» Your instructions: Write the records out again, keeping each line exactly as it is.

» Given data:

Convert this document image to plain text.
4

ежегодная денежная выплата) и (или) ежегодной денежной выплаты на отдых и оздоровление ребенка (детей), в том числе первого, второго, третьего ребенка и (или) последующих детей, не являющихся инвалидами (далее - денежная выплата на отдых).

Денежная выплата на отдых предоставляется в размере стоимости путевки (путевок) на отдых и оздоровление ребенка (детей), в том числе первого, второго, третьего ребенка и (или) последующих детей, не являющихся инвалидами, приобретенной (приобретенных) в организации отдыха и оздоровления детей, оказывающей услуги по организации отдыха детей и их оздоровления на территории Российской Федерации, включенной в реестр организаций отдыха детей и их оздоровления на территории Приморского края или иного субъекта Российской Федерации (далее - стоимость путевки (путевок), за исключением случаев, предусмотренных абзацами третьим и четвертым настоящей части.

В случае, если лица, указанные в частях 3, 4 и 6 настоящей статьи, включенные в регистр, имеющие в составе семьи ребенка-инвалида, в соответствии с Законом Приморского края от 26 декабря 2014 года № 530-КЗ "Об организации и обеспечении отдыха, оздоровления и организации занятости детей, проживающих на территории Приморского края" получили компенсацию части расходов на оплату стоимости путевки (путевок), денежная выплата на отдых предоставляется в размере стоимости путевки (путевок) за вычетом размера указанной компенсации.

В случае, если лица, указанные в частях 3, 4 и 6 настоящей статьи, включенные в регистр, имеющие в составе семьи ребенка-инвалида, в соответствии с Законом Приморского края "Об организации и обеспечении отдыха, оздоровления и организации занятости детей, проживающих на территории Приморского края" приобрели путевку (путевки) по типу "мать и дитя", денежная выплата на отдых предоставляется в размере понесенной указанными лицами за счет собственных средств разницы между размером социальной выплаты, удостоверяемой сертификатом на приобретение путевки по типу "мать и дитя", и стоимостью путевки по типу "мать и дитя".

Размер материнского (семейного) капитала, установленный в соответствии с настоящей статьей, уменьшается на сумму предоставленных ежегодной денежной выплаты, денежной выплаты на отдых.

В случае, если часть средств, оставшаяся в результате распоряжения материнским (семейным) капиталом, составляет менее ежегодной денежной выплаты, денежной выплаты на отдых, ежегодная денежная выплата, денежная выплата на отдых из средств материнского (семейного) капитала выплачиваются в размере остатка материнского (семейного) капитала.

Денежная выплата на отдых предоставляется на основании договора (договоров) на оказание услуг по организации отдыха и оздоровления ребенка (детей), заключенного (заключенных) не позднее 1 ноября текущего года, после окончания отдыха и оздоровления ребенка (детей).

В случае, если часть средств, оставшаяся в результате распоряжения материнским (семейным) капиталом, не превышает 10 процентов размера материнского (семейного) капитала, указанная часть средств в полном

» Result of the task:
Convert this document image to plain text.
4

ежегодная денежная выплата) и (или) ежегодной денежной выплаты на отдых и оздоровление ребенка (детей), в том числе первого, второго, третьего ребенка и (или) последующих детей, не являющихся инвалидами (далее - денежная выплата на отдых).

Денежная выплата на отдых предоставляется в размере стоимости путевки (путевок) на отдых и оздоровление ребенка (детей), в том числе первого, второго, третьего ребенка и (или) последующих детей, не являющихся инвалидами, приобретенной (приобретенных) в организации отдыха и оздоровления детей, оказывающей услуги по организации отдыха детей и их оздоровления на территории Российской Федерации, включенной в реестр организаций отдыха детей и их оздоровления на территории Приморского края или иного субъекта Российской Федерации (далее - стоимость путевки (путевок), за исключением случаев, предусмотренных абзацами третьим и четвертым настоящей части.

В случае, если лица, указанные в частях 3, 4 и 6 настоящей статьи, включенные в регистр, имеющие в составе семьи ребенка-инвалида, в соответствии с Законом Приморского края от 26 декабря 2014 года № 530-КЗ "Об организации и обеспечении отдыха, оздоровления и организации занятости детей, проживающих на территории Приморского края" получили компенсацию части расходов на оплату стоимости путевки (путевок), денежная выплата на отдых предоставляется в размере стоимости путевки (путевок) за вычетом размера указанной компенсации.

В случае, если лица, указанные в частях 3, 4 и 6 настоящей статьи, включенные в регистр, имеющие в составе семьи ребенка-инвалида, в соответствии с Законом Приморского края "Об организации и обеспечении отдыха, оздоровления и организации занятости детей, проживающих на территории Приморского края" приобрели путевку (путевки) по типу "мать и дитя", денежная выплата на отдых предоставляется в размере понесенной указанными лицами за счет собственных средств разницы между размером социальной выплаты, удостоверяемой сертификатом на приобретение путевки по типу "мать и дитя", и стоимостью путевки по типу "мать и дитя".

Размер материнского (семейного) капитала, установленный в соответствии с настоящей статьей, уменьшается на сумму предоставленных ежегодной денежной выплаты, денежной выплаты на отдых.

В случае, если часть средств, оставшаяся в результате распоряжения материнским (семейным) капиталом, составляет менее ежегодной денежной выплаты, денежной выплаты на отдых, ежегодная денежная выплата, денежная выплата на отдых из средств материнского (семейного) капитала выплачиваются в размере остатка материнского (семейного) капитала.

Денежная выплата на отдых предоставляется на основании договора (договоров) на оказание услуг по организации отдыха и оздоровления ребенка (детей), заключенного (заключенных) не позднее 1 ноября текущего года, после окончания отдыха и оздоровления ребенка (детей).

В случае, если часть средств, оставшаяся в результате распоряжения материнским (семейным) капиталом, не превышает 10 процентов размера материнского (семейного) капитала, указанная часть средств в полном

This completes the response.